* **Saved data entries**:
--

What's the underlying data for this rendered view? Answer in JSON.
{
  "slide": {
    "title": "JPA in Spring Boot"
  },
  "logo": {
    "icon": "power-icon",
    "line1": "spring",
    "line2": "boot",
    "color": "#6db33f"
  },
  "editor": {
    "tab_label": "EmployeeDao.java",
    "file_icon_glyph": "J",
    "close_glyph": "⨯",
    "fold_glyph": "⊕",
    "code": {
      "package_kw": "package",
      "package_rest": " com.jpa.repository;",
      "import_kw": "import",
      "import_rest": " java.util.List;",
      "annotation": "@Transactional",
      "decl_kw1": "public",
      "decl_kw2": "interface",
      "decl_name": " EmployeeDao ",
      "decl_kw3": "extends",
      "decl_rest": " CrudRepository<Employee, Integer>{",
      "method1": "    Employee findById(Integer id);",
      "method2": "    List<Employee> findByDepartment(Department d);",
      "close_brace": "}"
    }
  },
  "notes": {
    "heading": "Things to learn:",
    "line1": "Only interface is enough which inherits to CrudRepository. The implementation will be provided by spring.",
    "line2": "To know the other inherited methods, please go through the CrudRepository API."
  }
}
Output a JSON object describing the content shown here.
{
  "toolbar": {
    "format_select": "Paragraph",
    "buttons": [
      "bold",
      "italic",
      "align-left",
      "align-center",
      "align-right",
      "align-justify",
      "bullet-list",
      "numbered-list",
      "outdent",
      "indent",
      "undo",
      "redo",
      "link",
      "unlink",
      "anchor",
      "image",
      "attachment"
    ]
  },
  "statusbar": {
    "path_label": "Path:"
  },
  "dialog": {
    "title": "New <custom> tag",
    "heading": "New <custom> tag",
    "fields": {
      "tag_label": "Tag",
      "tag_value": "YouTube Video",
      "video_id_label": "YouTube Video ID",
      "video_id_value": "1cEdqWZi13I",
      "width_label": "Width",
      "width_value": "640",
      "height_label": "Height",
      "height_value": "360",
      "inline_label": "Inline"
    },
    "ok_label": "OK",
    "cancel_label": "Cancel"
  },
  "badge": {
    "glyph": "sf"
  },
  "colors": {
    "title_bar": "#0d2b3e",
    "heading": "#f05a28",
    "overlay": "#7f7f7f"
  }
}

--

* **Given problem**: Write out the entries in full, exactly as given.

* **Written reply**:
What's the underlying data for this rendered view? Answer in JSON.
{
  "slide": {
    "title": "JPA in Spring Boot"
  },
  "logo": {
    "icon": "power-icon",
    "line1": "spring",
    "line2": "boot",
    "color": "#6db33f"
  },
  "editor": {
    "tab_label": "EmployeeDao.java",
    "file_icon_glyph": "J",
    "close_glyph": "⨯",
    "fold_glyph": "⊕",
    "code": {
      "package_kw": "package",
      "package_rest": " com.jpa.repository;",
      "import_kw": "import",
      "import_rest": " java.util.List;",
      "annotation": "@Transactional",
      "decl_kw1": "public",
      "decl_kw2": "interface",
      "decl_name": " EmployeeDao ",
      "decl_kw3": "extends",
      "decl_rest": " CrudRepository<Employee, Integer>{",
      "method1": "    Employee findById(Integer id);",
      "method2": "    List<Employee> findByDepartment(Department d);",
      "close_brace": "}"
    }
  },
  "notes": {
    "heading": "Things to learn:",
    "line1": "Only interface is enough which inherits to CrudRepository. The implementation will be provided by spring.",
    "line2": "To know the other inherited methods, please go through the CrudRepository API."
  }
}
Output a JSON object describing the content shown here.
{
  "toolbar": {
    "format_select": "Paragraph",
    "buttons": [
      "bold",
      "italic",
      "align-left",
      "align-center",
      "align-right",
      "align-justify",
      "bullet-list",
      "numbered-list",
      "outdent",
      "indent",
      "undo",
      "redo",
      "link",
      "unlink",
      "anchor",
      "image",
      "attachment"
    ]
  },
  "statusbar": {
    "path_label": "Path:"
  },
  "dialog": {
    "title": "New <custom> tag",
    "heading": "New <custom> tag",
    "fields": {
      "tag_label": "Tag",
      "tag_value": "YouTube Video",
      "video_id_label": "YouTube Video ID",
      "video_id_value": "1cEdqWZi13I",
      "width_label": "Width",
      "width_value": "640",
      "height_label": "Height",
      "height_value": "360",
      "inline_label": "Inline"
    },
    "ok_label": "OK",
    "cancel_label": "Cancel"
  },
  "badge": {
    "glyph": "sf"
  },
  "colors": {
    "title_bar": "#0d2b3e",
    "heading": "#f05a28",
    "overlay": "#7f7f7f"
  }
}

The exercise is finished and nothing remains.